┌─ Stored rows

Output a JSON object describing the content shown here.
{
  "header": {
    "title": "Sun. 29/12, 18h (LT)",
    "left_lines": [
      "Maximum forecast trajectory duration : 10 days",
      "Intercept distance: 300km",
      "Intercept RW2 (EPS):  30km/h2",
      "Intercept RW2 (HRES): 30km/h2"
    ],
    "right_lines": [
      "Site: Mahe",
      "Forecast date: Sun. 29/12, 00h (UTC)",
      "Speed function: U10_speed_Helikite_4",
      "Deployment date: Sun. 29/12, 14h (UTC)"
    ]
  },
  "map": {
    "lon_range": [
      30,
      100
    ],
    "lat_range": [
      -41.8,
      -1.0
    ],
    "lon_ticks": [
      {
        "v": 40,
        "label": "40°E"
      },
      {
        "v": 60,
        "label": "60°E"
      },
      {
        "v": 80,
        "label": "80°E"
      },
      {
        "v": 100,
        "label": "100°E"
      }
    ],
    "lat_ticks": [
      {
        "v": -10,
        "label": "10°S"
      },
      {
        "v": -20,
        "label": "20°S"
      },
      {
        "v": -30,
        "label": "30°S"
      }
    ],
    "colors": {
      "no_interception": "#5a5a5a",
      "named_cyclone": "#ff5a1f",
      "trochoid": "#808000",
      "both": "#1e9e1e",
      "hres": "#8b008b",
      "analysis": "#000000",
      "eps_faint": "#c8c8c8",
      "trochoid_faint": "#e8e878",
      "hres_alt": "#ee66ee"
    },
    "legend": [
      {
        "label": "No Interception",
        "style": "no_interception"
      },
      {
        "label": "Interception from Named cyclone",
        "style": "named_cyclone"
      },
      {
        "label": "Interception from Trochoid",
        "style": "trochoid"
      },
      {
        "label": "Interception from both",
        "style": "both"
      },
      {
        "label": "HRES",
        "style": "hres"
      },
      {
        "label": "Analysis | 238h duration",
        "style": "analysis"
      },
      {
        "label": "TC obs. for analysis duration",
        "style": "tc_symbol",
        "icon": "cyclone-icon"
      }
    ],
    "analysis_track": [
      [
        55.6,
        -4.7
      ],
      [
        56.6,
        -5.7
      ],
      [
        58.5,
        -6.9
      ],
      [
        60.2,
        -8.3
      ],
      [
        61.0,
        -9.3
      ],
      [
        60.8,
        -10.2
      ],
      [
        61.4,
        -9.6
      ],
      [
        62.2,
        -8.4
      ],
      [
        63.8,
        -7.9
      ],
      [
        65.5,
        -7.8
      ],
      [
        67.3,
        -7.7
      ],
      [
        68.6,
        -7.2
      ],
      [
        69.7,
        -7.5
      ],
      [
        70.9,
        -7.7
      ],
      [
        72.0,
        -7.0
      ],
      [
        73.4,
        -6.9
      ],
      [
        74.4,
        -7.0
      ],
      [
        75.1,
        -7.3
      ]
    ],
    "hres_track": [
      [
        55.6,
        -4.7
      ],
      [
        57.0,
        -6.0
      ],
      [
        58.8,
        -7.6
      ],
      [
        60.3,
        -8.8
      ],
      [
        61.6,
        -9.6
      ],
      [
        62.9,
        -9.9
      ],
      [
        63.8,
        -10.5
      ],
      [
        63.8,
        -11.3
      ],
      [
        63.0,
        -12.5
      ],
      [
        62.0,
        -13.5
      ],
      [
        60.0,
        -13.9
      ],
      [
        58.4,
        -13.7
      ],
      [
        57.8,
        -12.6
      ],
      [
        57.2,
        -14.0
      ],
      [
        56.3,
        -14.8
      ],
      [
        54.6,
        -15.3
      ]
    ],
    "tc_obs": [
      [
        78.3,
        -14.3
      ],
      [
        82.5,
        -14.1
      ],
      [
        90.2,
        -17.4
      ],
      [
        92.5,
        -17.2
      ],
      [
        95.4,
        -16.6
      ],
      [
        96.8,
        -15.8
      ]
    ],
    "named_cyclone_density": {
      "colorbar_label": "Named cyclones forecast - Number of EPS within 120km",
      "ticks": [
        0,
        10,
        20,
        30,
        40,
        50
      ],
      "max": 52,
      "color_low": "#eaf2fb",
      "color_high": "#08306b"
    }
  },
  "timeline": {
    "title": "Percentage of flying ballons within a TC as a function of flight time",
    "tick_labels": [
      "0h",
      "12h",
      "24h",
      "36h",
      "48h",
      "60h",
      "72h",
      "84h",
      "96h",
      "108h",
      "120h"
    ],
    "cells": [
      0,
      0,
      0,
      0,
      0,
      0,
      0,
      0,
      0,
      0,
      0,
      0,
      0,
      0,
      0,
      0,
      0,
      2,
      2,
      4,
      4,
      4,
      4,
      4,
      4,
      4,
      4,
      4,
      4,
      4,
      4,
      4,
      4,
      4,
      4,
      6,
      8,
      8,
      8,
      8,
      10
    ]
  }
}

└─

Return every line above in which the string "function" occurs.

      "Speed function: U10_speed_Helikite_4",
    "title": "Percentage of flying ballons within a TC as a function of flight time",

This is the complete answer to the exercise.